27 Temmuz 2023 Perşembe

***AŞURE GÜNÜ ve HZ.HÜSEYİN

“Allahümme salli ala seyyidina Muhammedin ve ala alihi ve sahbihi ve sellim"
Bismillahirrahmanirrahim

Allah’u Teala’nın bir hikmeti ve takdiridir ki, Peygamber Efendimizin sas iki torunundan biri olan Hazreti Hüseyin
(Radıyallahu anh) Efendimiz de aşure gününde şehit edilmiş ve Kerbela olayı vuku bulmuştur.

Ancak Muharrem ayının bu önemli günü nedense Hazreti Hüseyin’in şehid edilmesine bağlayıp, matem günü olarak anmak ülkemizde de yaygın hale getirilmeye çalışılıyor.


 Peygamber Efendimiz sas Musa Aleyhisselam’ın Firavun’un şerrinden kurtulması nedeni ile Muharremin 10. gününe ayrıca önem vermiş, Ramazan orucu farz olana kadar bu günde oruç tutulmuş. Hatta Yahudiler de bu gün oruç tutuyor diye, onlara muhalefet olması için bir gün öncesinin veya sonrasının da tutulmasını emretmiştir.

Bütün bunlardan anlaşılıyor ki, bu gün bir matem ve yas günü değildir. Zaten İslam’da 3 günden fazla yas yoktur.


Şimdi kısa bir şekilde Hz.Hüseyin'in ra hayatına bakıp "Kerbela Olayı" nı anlamaya çalışalım inşallah.

Hz.Hüseyin ra ,Hz. Peygamber (s.a.s)'in Hz. Fatıma (r.anha)'dan torunu, Hz. Ali ve Hz. Fatıma'nın ikinci oğludur. Hicretin dördüncü yılı Şaban ayının beşinde dünyaya geldi.

Hz. Hüseyin, Hz. Peygamber (s.a.s)'e çok benziyordu. Hz. Ali (r.a) "Hasan, Rasûlüllah'a göğsünden başına kadar olan kısmında, Hüseyin de bundan aşağı olan kısmında çok benzerdi" (Ahmed b. Hanbel Müsned, 1, 108) demişlerdir.

Hz. Peygamber (s.a.s) Hz. Hasan ve Hz. Hüseyin (r.a)'a son derece düşkün olup onları çok severdi. Onların hakkında,

"Allah'ım: Ben, bunları seviyorum. Sen de sev bunları" (Tirmîzî Sünen V, 661)
buyurmuştur.

"Hasan ve Hüseyin'i seven, beni sevmiş, onlara kin tutan da bana kin tutmuştur" (Ahmed b. Hanbel, Müsned, II, 288);

Peygamber Efendimiz (s.a.s) Hz. Hasan ve Hz. Hüseyin'in gönüllerince oynayıp eğlenmeleri için onlara eşlik eder, bir çocuk gibi onlarla oynardı. Hz. Hüseyin ra, Rasûlüllah (s.a.s)'dan deve olmalarını istediklerinde hemen yere eğilir ve onları mübarek sırtına alırdı. Arkasından da "Bundan güzel deve olabilir mi?" buyururlardı.
__________________________________________________
* Görev A *
Aşure günü ve Hz. Hüseyin yazısına dayanarak şu soruları yanıtlayın:
(i) Hz. Hüseyin hangi günde şehit edilmiştir?
(ii) Yazıya göre İslam'da kaç günden fazla yas yoktur?
(iii) Hz. Hüseyin ne zaman dünyaya gelmiştir?
* Görev B *
Aşure günü ve Hz. Hüseyin yazısını kaldığı yerden lütfen sürdürün.
Aşağıdaki liste başka bir kaynaktan alınmıştır.

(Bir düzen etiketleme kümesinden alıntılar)
__________________________________________________
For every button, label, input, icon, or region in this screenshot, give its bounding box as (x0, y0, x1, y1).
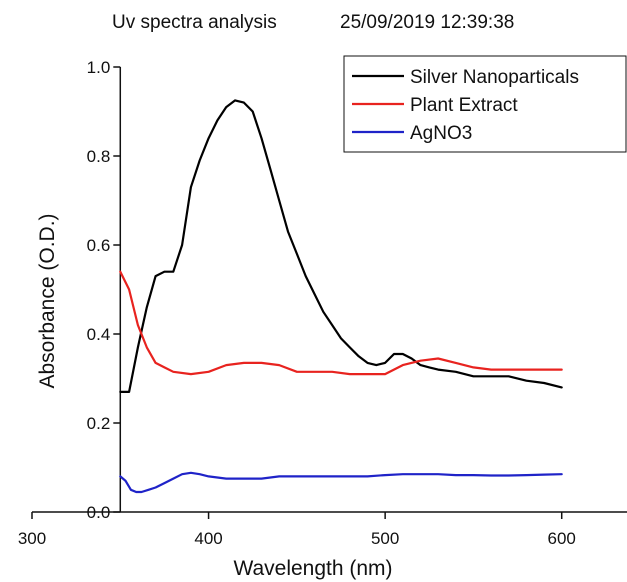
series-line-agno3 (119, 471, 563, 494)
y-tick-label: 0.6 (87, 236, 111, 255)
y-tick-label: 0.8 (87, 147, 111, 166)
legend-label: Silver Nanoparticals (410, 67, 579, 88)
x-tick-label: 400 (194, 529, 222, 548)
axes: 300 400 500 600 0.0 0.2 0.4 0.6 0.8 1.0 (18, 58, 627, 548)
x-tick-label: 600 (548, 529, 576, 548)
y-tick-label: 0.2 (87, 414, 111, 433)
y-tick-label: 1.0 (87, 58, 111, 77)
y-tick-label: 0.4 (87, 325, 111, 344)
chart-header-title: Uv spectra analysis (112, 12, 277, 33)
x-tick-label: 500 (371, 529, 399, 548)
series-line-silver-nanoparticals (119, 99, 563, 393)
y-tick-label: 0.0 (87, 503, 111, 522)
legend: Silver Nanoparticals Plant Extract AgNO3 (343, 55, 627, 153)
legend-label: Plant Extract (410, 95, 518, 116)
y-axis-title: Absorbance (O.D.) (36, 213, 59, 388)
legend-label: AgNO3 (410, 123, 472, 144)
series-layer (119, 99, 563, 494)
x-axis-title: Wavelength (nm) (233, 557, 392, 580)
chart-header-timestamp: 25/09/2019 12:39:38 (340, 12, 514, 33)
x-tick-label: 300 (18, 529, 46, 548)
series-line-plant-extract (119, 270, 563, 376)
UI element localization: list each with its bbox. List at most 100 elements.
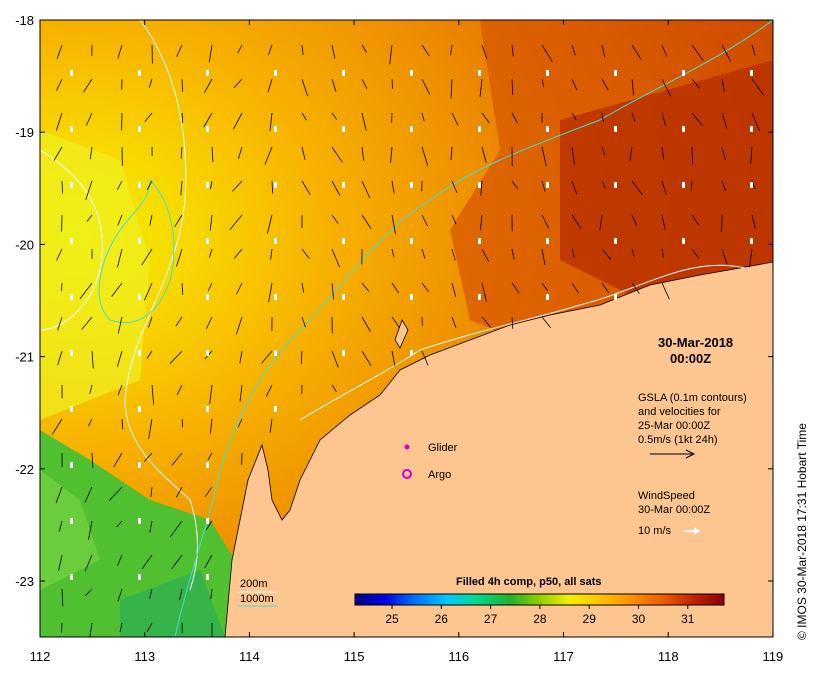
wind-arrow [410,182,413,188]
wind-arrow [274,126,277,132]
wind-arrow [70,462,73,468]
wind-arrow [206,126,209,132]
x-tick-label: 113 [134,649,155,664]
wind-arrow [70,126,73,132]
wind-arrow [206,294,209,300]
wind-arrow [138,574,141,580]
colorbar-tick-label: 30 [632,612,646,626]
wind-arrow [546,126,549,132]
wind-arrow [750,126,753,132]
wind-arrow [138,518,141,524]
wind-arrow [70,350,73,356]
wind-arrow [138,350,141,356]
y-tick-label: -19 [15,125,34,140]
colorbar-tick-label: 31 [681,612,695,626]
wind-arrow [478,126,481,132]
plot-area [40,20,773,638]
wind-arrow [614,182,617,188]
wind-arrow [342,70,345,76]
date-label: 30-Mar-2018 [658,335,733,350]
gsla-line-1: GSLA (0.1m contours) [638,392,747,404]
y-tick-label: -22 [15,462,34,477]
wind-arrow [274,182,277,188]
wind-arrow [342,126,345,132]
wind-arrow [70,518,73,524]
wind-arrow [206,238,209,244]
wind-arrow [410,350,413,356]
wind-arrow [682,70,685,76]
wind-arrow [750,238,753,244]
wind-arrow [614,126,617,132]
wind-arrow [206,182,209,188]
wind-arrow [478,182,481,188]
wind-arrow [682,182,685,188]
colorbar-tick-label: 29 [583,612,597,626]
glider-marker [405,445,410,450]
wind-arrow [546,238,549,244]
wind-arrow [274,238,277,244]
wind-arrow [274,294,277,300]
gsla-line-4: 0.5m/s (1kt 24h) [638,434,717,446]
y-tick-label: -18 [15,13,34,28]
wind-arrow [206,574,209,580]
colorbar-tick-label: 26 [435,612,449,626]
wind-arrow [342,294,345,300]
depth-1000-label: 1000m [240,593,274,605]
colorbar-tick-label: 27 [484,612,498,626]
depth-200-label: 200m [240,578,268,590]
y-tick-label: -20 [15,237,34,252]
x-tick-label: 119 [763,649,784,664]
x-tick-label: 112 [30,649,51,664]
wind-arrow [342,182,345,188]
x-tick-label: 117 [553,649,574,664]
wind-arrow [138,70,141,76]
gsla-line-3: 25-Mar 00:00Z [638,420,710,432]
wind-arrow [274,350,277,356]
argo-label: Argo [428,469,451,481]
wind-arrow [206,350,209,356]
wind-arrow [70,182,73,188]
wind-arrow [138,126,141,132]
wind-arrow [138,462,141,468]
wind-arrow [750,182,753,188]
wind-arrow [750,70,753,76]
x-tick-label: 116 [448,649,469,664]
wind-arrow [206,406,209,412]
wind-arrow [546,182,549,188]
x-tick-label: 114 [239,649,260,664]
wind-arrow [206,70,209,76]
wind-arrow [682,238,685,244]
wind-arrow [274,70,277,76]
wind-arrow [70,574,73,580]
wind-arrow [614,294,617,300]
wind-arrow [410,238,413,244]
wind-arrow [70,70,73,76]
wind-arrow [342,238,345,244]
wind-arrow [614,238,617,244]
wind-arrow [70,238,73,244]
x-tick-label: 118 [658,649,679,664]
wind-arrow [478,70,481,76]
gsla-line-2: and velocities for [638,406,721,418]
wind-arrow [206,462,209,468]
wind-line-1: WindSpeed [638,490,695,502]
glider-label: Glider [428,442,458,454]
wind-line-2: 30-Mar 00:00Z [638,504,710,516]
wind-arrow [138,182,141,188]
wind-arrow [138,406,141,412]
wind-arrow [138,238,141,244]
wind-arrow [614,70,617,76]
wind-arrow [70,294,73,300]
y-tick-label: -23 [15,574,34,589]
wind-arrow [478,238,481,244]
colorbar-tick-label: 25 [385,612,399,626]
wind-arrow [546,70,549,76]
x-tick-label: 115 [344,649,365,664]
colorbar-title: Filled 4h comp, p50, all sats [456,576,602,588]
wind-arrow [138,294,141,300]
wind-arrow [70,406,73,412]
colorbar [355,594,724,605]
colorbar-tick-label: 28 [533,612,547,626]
__________________________________________________
* Yanıt A *
(i) Aşure gününde.
(ii) 3 günden fazla.
(iii) Hicretin dördüncü yılı Şaban ayının beşinde.

* Yanıt B *
Peygamber Efendimiz sas, bir gün, cenazelerin konulduğu yerde oturuyordu. Hz. Hasan ile Hz. Hüseyin ranhum , güreşmeye başladılar. Peygamber Efendimiz sas gülerek "Ha gayret Hasan; Göreyim seni, yakala Hüseyin'i!" diyerek Hz. Hasan'ı kayırınca, Hz. Ali: "Yâ Rasûlüllah: Sen Hüseyin'i kayırmalı değil miydin? Hasan daha büyüktür" dedi. Peygamberimiz "Baksana Cebrail'de, Hüseyin'e: (Ha gayret Hüseyin göreyim seni) diyor." buyurdu (Zehebî, Siyer Alâmü'n-Nübelâ, 111, s. 190-191).

Hz. Peygamber (s.a.s) torunlarından olan Hz. Hüseyin'in ra çocukluk yılları Peygamberimizin sas otağından geçmiştir. Rasûlüllah'ın eğitiminden yetişip imanı yudumlaya yudumlaya büyüyen Hz. Hüseyin'in sonu da şehadet ikliminde gerçekleşmiştir. İnsanın hayatında Allah ve Rasûlü'nün hükmünden başka hiç bir hükmün geçerli olamayacağını derinden kavramış olan Hz. Hüseyin, bu gerçeğe gölge düşürenlere zerre kadar meyletmemiş; bilakis destansı bir tavırla onların önlerine dikilmiştir.

Hz. Muâviye ra, hicretin altmışıncı yılında Recep ayının ortalarında Şam'da vefat etti. Muâviye'nin ra vefatından sonra Şamlılar Muâviye b. Ebi Sûfyan'ın oğlu Yezid'e bey'at ettiler.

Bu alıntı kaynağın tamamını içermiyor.